= WHAT YOU HAVE TO DO =
Return all lines that include the string "JSON".

Dataset items
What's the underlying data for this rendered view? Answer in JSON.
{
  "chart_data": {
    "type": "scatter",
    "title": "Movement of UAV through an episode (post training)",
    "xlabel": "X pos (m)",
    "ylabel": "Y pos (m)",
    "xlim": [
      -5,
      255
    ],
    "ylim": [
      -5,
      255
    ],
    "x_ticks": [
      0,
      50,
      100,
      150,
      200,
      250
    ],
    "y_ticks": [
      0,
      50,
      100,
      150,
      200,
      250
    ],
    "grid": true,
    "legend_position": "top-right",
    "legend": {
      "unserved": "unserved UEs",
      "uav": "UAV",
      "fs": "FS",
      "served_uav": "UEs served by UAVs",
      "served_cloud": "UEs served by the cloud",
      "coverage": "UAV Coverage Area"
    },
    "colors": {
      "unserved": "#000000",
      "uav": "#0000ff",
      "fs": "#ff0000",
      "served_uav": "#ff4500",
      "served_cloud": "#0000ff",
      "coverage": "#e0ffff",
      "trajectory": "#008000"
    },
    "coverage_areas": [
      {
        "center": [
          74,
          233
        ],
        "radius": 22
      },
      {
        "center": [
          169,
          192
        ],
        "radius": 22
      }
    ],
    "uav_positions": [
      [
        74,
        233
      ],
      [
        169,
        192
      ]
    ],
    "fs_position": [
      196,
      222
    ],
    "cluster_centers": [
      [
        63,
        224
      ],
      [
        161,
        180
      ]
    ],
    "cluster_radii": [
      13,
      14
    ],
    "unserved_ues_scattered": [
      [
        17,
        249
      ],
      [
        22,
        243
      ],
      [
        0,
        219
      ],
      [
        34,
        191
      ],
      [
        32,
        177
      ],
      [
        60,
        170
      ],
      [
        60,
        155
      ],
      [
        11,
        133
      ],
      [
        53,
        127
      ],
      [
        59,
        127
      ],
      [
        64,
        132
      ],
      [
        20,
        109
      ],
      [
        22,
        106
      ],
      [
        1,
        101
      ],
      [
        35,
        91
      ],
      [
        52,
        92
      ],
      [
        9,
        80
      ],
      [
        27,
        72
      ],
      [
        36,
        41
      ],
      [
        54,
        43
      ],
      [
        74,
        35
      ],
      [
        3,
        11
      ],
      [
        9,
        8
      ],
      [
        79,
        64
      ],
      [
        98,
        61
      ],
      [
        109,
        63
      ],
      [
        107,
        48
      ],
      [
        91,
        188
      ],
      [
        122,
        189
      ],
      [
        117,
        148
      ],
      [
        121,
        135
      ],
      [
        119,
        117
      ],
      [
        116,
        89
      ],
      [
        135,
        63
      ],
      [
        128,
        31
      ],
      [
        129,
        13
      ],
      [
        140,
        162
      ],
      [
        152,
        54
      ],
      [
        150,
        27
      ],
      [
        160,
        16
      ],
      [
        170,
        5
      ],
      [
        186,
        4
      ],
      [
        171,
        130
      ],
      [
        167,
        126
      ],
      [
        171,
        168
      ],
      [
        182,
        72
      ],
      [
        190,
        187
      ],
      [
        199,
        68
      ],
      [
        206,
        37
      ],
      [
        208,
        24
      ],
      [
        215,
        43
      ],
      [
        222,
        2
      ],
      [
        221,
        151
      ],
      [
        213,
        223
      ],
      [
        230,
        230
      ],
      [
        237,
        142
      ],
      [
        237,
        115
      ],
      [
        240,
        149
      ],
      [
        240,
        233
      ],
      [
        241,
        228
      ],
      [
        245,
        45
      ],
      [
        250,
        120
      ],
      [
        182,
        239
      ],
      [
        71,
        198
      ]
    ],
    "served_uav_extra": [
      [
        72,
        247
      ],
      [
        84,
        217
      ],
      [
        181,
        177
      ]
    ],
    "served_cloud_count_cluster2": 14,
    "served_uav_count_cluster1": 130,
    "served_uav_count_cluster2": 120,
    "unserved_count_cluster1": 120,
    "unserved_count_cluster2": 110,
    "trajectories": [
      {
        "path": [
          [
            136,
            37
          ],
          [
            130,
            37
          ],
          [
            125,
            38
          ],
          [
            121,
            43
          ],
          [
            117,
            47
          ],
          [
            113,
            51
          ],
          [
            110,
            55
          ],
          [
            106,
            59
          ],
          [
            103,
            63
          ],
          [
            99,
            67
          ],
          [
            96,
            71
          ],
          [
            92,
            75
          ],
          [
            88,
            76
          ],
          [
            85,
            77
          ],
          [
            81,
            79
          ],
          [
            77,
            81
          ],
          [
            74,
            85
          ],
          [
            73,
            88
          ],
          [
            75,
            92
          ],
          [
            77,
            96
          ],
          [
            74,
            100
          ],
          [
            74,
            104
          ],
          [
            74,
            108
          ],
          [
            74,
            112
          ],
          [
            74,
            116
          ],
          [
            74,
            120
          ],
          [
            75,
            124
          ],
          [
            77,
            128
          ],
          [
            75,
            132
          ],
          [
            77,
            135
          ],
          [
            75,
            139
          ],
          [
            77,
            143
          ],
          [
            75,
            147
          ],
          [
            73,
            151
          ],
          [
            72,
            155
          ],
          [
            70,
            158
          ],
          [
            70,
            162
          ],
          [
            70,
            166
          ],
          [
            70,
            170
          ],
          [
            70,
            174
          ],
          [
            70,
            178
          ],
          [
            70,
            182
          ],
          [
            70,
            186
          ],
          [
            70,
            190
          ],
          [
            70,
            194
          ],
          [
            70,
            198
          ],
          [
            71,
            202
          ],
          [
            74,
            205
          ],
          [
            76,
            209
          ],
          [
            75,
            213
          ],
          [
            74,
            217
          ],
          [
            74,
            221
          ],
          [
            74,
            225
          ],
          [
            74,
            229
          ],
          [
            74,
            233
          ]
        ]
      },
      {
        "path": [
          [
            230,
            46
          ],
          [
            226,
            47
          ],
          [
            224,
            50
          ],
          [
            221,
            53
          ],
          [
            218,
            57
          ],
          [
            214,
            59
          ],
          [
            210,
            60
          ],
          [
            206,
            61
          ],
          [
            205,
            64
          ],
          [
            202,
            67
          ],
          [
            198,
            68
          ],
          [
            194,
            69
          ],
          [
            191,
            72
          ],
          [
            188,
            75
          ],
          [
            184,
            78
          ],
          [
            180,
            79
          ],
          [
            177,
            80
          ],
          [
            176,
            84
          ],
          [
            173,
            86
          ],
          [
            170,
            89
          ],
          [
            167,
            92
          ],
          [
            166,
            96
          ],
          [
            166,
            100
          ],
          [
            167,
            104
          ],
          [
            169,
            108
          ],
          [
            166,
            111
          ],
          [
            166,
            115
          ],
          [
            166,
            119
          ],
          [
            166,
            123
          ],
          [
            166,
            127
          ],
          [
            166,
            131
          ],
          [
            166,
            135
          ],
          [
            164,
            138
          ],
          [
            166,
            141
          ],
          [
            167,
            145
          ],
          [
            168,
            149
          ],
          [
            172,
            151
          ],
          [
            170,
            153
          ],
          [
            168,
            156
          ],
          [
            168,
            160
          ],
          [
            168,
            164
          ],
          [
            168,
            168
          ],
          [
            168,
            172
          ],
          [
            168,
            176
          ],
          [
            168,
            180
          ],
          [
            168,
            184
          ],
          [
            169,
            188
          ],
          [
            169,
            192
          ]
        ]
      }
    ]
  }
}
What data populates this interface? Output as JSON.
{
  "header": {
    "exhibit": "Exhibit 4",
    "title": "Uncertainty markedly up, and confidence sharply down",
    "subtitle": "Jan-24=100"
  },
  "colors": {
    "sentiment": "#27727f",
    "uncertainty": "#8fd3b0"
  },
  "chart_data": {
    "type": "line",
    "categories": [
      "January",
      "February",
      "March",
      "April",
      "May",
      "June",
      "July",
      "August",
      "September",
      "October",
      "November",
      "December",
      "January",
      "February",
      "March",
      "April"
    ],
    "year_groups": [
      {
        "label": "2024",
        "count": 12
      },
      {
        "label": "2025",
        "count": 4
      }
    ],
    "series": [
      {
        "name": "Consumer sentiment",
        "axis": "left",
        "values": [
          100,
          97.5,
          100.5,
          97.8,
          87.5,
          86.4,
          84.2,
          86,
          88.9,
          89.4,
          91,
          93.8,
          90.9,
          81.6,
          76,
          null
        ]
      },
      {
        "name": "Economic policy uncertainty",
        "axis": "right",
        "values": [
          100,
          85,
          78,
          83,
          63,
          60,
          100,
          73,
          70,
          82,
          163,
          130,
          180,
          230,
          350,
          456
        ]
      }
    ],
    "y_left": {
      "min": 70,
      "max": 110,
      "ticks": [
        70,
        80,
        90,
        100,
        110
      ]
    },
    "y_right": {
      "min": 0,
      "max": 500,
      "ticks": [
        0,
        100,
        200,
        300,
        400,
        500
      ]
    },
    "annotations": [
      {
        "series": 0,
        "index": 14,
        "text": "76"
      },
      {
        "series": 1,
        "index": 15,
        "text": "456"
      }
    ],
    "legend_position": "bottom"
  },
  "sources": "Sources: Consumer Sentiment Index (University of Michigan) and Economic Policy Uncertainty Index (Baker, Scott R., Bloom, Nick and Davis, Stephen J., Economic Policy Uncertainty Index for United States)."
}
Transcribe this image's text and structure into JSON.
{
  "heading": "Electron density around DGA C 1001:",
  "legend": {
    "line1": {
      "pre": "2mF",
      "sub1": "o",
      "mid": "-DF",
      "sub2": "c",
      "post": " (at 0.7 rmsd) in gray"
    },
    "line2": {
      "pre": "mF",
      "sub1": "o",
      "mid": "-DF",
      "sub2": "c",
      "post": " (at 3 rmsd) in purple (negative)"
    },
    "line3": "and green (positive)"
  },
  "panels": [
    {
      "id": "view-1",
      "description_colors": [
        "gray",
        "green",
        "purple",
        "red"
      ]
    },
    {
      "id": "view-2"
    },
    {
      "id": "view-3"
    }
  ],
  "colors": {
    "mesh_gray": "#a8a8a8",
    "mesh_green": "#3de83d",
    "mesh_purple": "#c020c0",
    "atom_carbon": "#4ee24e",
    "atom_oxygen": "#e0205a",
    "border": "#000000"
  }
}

= TASK ANSWER =
What's the underlying data for this rendered view? Answer in JSON.
What data populates this interface? Output as JSON.
Transcribe this image's text and structure into JSON.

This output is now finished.